▶ _What the task asks_
Restate the data below word for word. Skip any images it contains.
[BEGIN]
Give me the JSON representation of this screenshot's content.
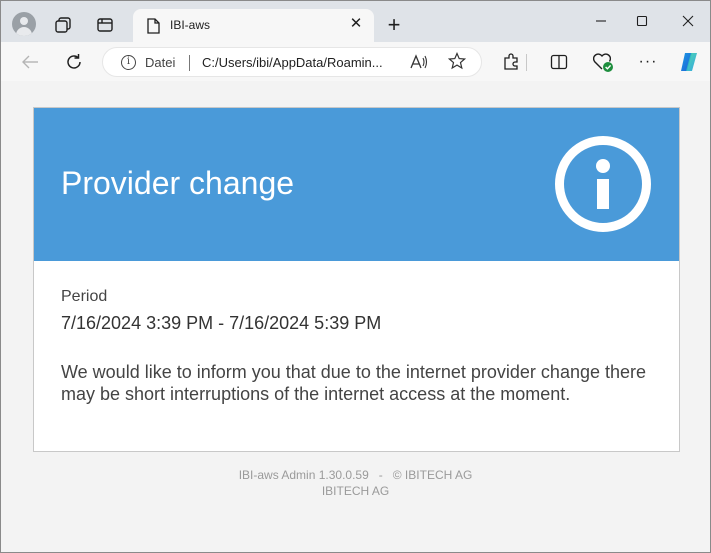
{
  "browser": {
    "tab_title": "IBI-aws",
    "address_label": "Datei",
    "address_url": "C:/Users/ibi/AppData/Roamin...",
    "read_aloud_label": "Aͅ",
    "icons": [
      "profile-icon",
      "collections-icon",
      "tab-actions-icon",
      "page-icon",
      "close-icon",
      "new-tab-icon",
      "minimize-icon",
      "maximize-icon",
      "window-close-icon",
      "back-icon",
      "refresh-icon",
      "info-icon",
      "read-aloud-icon",
      "favorite-icon",
      "extensions-icon",
      "split-screen-icon",
      "browser-essentials-icon",
      "more-icon",
      "copilot-icon"
    ]
  },
  "notice": {
    "title": "Provider change",
    "period_label": "Period",
    "period_value": "7/16/2024 3:39 PM - 7/16/2024 5:39 PM",
    "message": "We would like to inform you that due to the internet provider change there may be short interruptions of the internet access at the moment.",
    "header_color": "#4a9ad9"
  },
  "footer": {
    "line1": "IBI-aws Admin 1.30.0.59   -   © IBITECH AG",
    "line2": "IBITECH AG"
  }
}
[END]
▶ _Result for this task_
Give me the JSON representation of this screenshot's content.
{
  "browser": {
    "tab_title": "IBI-aws",
    "address_label": "Datei",
    "address_url": "C:/Users/ibi/AppData/Roamin...",
    "read_aloud_label": "Aͅ",
    "icons": [
      "profile-icon",
      "collections-icon",
      "tab-actions-icon",
      "page-icon",
      "close-icon",
      "new-tab-icon",
      "minimize-icon",
      "maximize-icon",
      "window-close-icon",
      "back-icon",
      "refresh-icon",
      "info-icon",
      "read-aloud-icon",
      "favorite-icon",
      "extensions-icon",
      "split-screen-icon",
      "browser-essentials-icon",
      "more-icon",
      "copilot-icon"
    ]
  },
  "notice": {
    "title": "Provider change",
    "period_label": "Period",
    "period_value": "7/16/2024 3:39 PM - 7/16/2024 5:39 PM",
    "message": "We would like to inform you that due to the internet provider change there may be short interruptions of the internet access at the moment.",
    "header_color": "#4a9ad9"
  },
  "footer": {
    "line1": "IBI-aws Admin 1.30.0.59   -   © IBITECH AG",
    "line2": "IBITECH AG"
  }
}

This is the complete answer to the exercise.